- Description of the task: Go through the data below. List every line that holds the word "potential".

[Dataset listings of figures]
================

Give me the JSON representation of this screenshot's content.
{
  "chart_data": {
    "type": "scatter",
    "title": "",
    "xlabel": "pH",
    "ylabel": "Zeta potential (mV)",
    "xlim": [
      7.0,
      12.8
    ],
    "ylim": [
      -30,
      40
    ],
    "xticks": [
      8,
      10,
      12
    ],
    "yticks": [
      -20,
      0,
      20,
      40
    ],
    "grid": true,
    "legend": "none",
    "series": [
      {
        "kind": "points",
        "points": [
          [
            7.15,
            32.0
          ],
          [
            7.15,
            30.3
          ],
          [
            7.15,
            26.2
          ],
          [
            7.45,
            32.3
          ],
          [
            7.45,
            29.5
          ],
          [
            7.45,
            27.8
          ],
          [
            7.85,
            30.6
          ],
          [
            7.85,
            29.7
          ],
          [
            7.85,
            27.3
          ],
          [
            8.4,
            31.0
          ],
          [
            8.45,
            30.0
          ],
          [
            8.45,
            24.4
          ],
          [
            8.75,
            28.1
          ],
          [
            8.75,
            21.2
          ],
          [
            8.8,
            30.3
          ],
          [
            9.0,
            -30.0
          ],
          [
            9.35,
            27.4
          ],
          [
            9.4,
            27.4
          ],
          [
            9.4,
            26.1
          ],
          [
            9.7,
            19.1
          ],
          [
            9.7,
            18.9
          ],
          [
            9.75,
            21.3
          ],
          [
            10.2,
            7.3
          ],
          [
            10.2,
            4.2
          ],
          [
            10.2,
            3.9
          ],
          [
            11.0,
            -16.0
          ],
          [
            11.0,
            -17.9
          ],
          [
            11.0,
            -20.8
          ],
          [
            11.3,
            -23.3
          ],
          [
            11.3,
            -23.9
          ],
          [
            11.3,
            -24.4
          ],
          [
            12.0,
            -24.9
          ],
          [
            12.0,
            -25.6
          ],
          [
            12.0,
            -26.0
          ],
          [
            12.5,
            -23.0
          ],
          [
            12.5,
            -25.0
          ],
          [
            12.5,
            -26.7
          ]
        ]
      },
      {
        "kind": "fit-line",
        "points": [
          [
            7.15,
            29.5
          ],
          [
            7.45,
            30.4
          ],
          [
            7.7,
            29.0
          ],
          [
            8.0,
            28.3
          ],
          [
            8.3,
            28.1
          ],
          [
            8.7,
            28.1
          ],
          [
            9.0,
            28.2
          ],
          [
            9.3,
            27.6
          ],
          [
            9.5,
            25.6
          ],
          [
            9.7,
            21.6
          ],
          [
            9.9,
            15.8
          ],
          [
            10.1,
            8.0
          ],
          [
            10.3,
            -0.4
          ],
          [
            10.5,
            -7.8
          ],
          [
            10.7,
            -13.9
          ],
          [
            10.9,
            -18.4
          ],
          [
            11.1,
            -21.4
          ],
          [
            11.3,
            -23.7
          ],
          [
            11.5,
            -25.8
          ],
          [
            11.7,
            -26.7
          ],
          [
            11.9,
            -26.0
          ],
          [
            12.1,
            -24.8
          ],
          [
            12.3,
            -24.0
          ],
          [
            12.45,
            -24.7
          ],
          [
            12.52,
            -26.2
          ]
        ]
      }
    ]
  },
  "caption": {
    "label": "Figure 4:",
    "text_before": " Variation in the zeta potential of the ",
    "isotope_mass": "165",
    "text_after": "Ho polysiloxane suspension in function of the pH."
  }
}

================

- In response:
    "ylabel": "Zeta potential (mV)",
    "text_before": " Variation in the zeta potential of the ",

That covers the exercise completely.